:: Goal ::
The records should be repeated word for word, pictures excluded.

:: Provided records ::
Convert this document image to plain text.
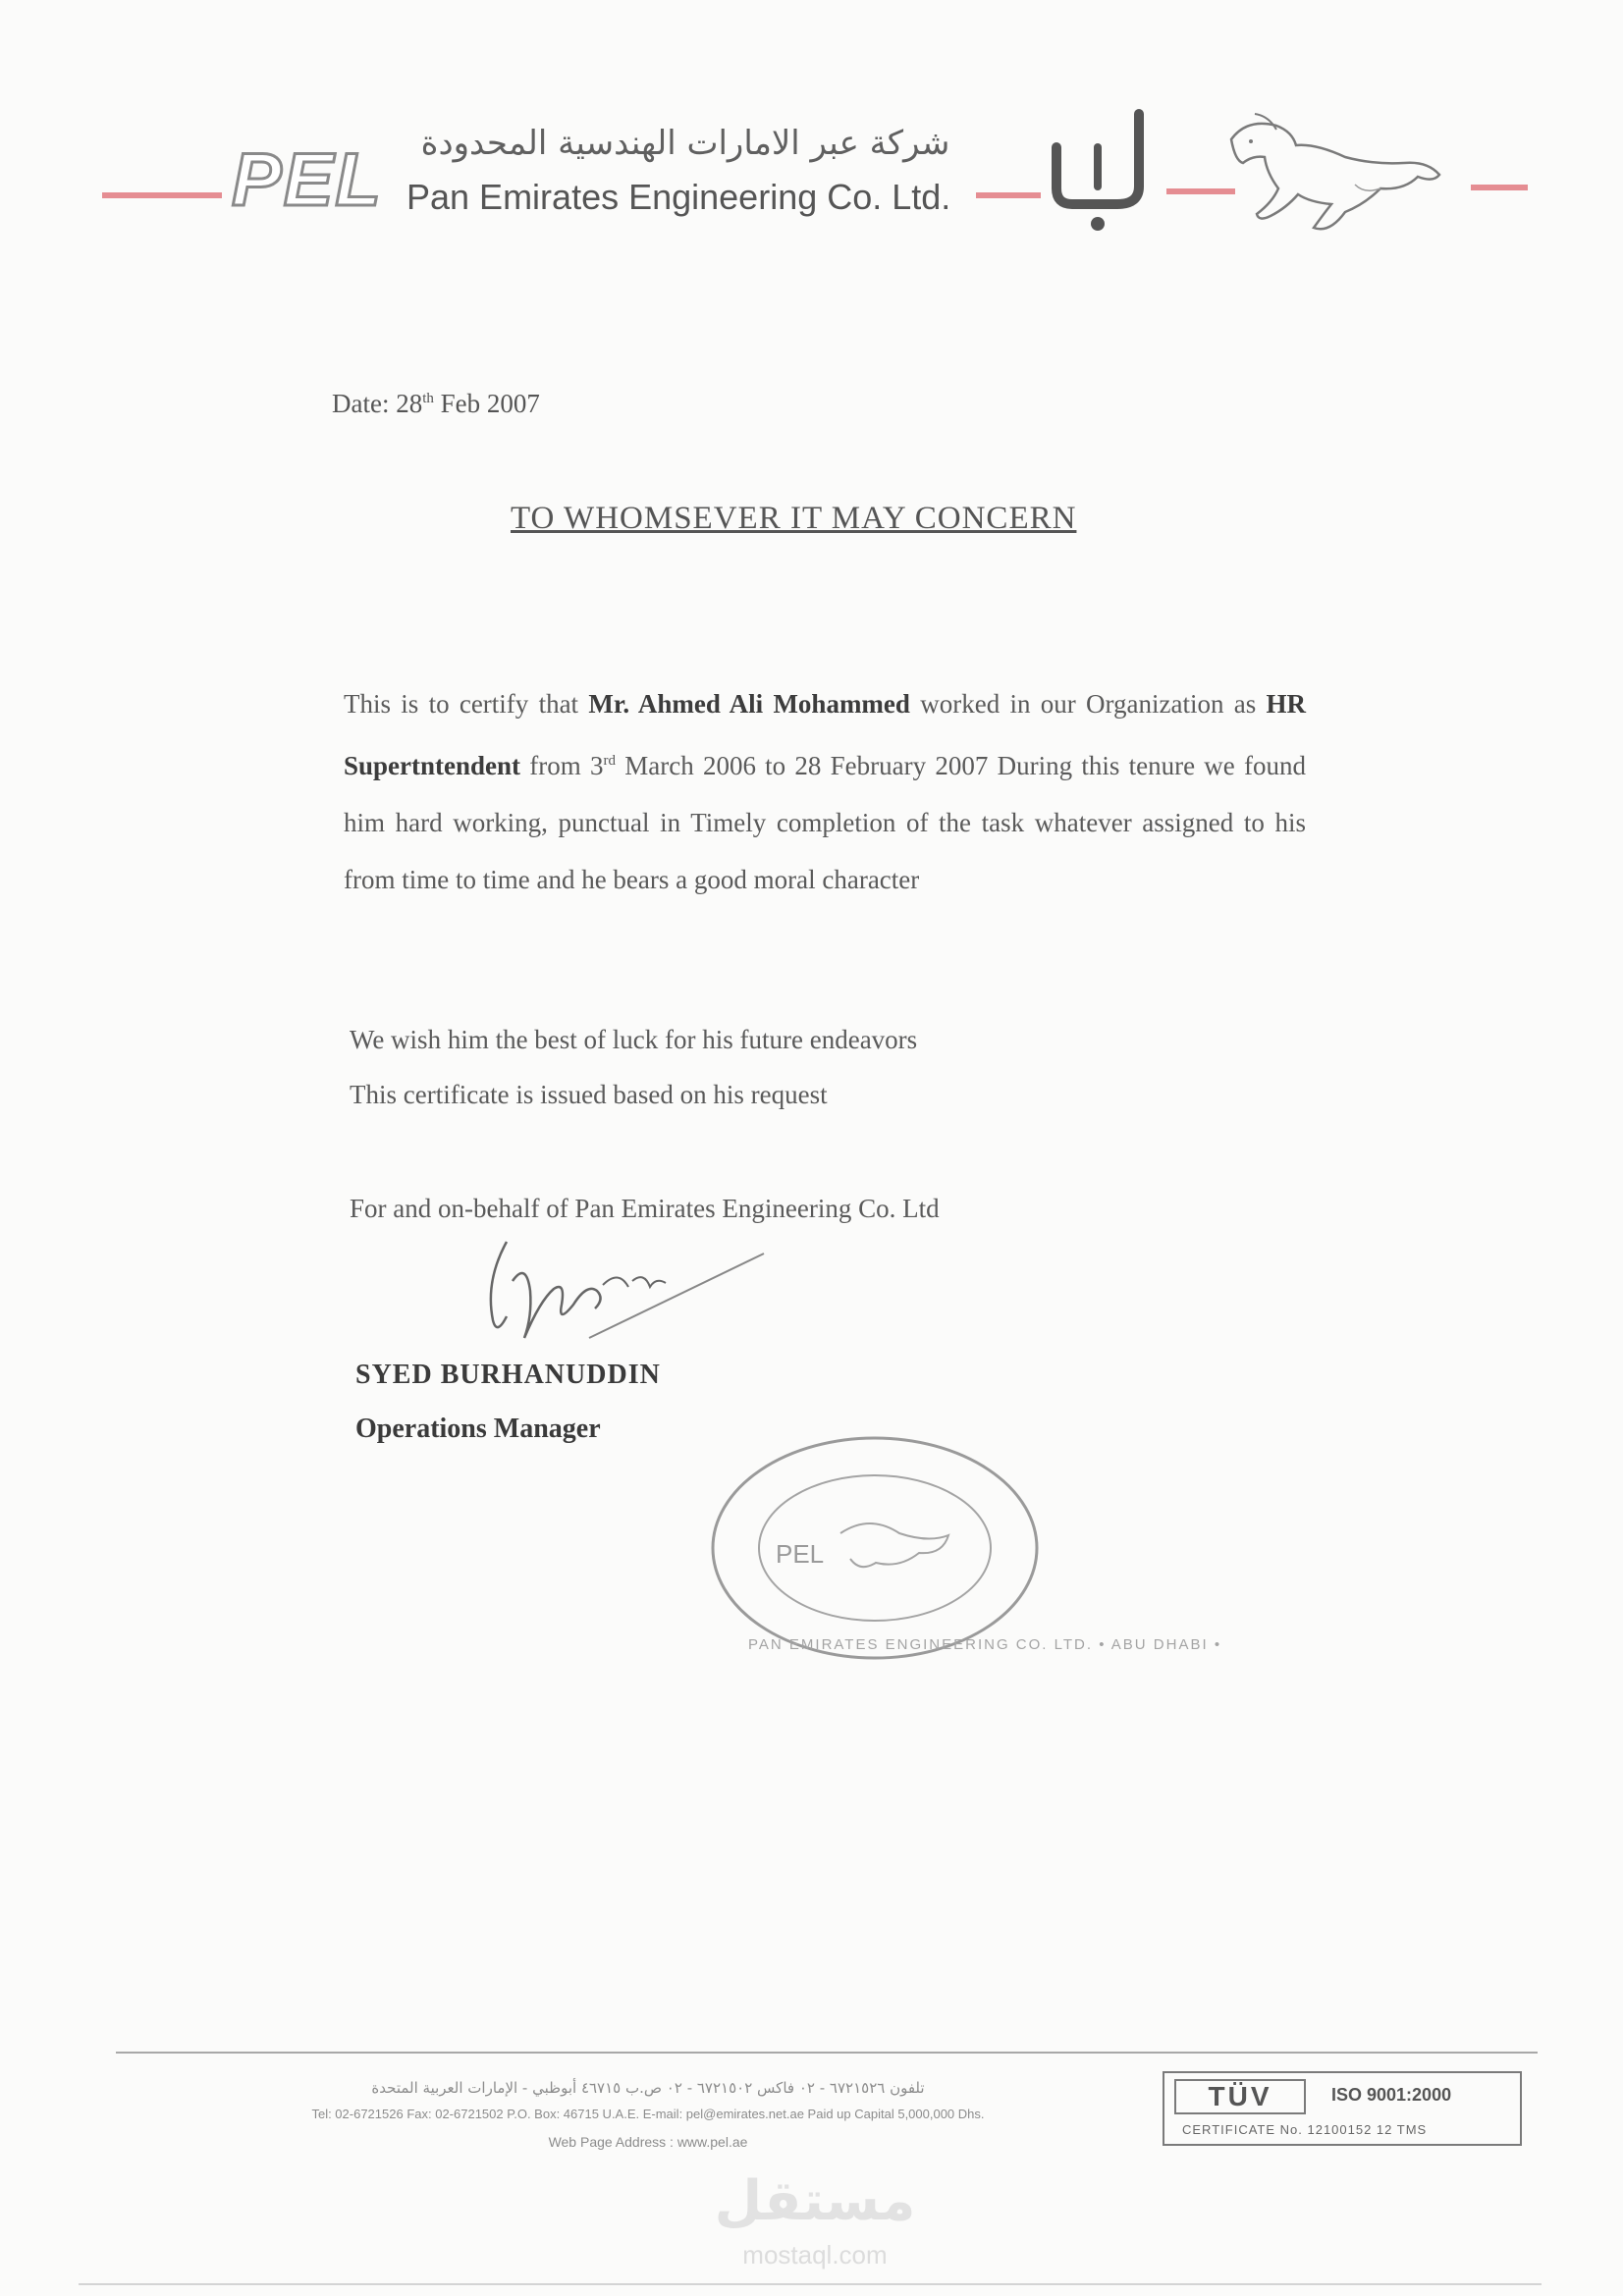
PEL	شركة عبر الامارات الهندسية المحدودة
Pan Emirates Engineering Co. Ltd.
Date: 28th Feb 2007
TO WHOMSEVER IT MAY CONCERN
This is to certify that Mr. Ahmed Ali Mohammed worked in our Organization as HR Supertntendent from 3rd March 2006 to 28 February 2007 During this tenure we found him hard working, punctual in Timely completion of the task whatever assigned to his from time to time and he bears a good moral character
We wish him the best of luck for his future endeavors
This certificate is issued based on his request
For and on-behalf of Pan Emirates Engineering Co. Ltd
SYED BURHANUDDIN
Operations Manager
PEL
PAN EMIRATES ENGINEERING CO. LTD. • ABU DHABI •
تلفون ٦٧٢١٥٢٦ - ٠٢ فاكس ٦٧٢١٥٠٢ - ٠٢ ص.ب ٤٦٧١٥ أبوظبي - الإمارات العربية المتحدة
Tel: 02-6721526 Fax: 02-6721502 P.O. Box: 46715 U.A.E. E-mail: pel@emirates.net.ae Paid up Capital 5,000,000 Dhs.
Web Page Address : www.pel.ae
TÜV	ISO 9001:2000
CERTIFICATE No. 12100152 12 TMS
مستقل
mostaql.com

:: The reply ::
Convert this document image to plain text.
PEL	شركة عبر الامارات الهندسية المحدودة
Pan Emirates Engineering Co. Ltd.
Date: 28th Feb 2007
TO WHOMSEVER IT MAY CONCERN
This is to certify that Mr. Ahmed Ali Mohammed worked in our Organization as HR Supertntendent from 3rd March 2006 to 28 February 2007 During this tenure we found him hard working, punctual in Timely completion of the task whatever assigned to his from time to time and he bears a good moral character
We wish him the best of luck for his future endeavors
This certificate is issued based on his request
For and on-behalf of Pan Emirates Engineering Co. Ltd
SYED BURHANUDDIN
Operations Manager
PEL
PAN EMIRATES ENGINEERING CO. LTD. • ABU DHABI •
تلفون ٦٧٢١٥٢٦ - ٠٢ فاكس ٦٧٢١٥٠٢ - ٠٢ ص.ب ٤٦٧١٥ أبوظبي - الإمارات العربية المتحدة
Tel: 02-6721526 Fax: 02-6721502 P.O. Box: 46715 U.A.E. E-mail: pel@emirates.net.ae Paid up Capital 5,000,000 Dhs.
Web Page Address : www.pel.ae
TÜV	ISO 9001:2000
CERTIFICATE No. 12100152 12 TMS
مستقل
mostaql.com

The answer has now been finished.